— start TASK DATA —

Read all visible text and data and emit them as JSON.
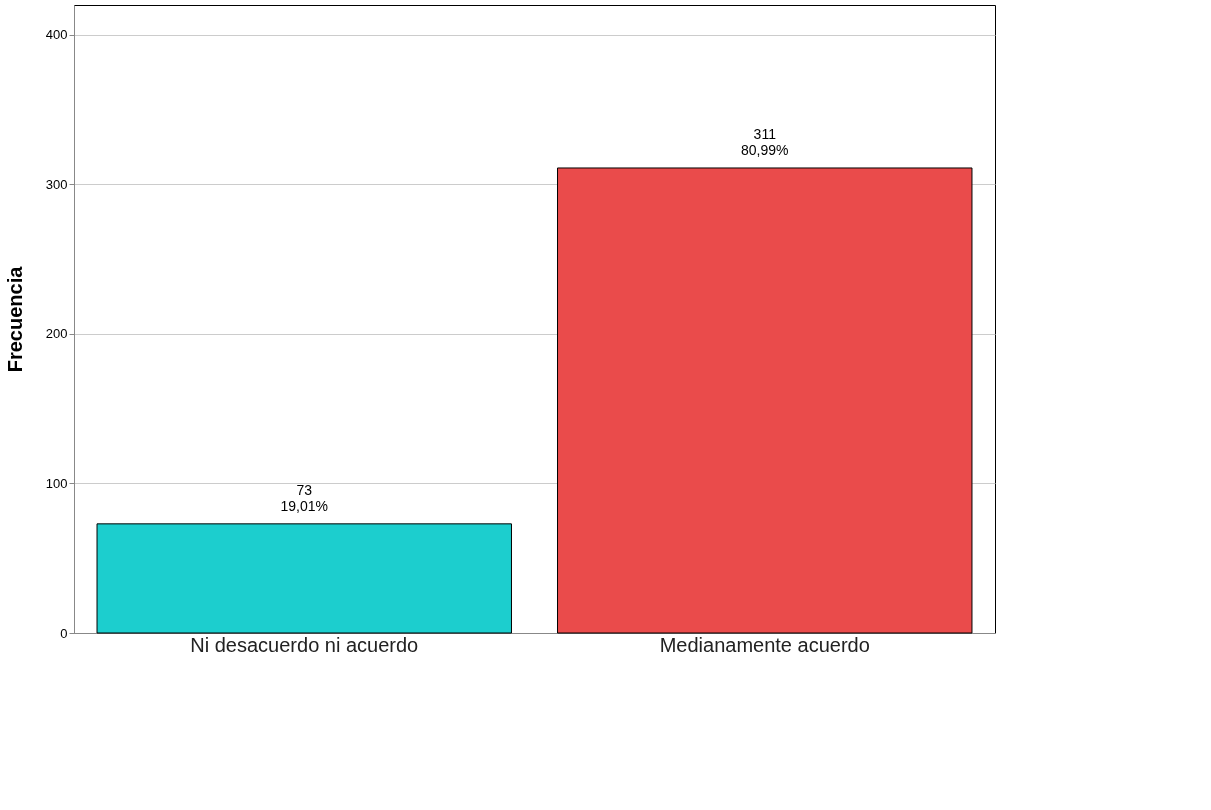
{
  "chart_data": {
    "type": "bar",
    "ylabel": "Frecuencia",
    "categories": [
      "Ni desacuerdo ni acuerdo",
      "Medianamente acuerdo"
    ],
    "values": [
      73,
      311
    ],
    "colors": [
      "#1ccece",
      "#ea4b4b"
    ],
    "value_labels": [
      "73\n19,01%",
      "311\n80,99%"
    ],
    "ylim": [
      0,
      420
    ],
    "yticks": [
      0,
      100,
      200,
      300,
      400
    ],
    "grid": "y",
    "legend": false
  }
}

— end TASK DATA —

WHAT YOU HAVE TO DO
Verbatim reproduction of every record is required; images are left out.

TASK RESULT
Read all visible text and data and emit them as JSON.
{
  "chart_data": {
    "type": "bar",
    "ylabel": "Frecuencia",
    "categories": [
      "Ni desacuerdo ni acuerdo",
      "Medianamente acuerdo"
    ],
    "values": [
      73,
      311
    ],
    "colors": [
      "#1ccece",
      "#ea4b4b"
    ],
    "value_labels": [
      "73\n19,01%",
      "311\n80,99%"
    ],
    "ylim": [
      0,
      420
    ],
    "yticks": [
      0,
      100,
      200,
      300,
      400
    ],
    "grid": "y",
    "legend": false
  }
}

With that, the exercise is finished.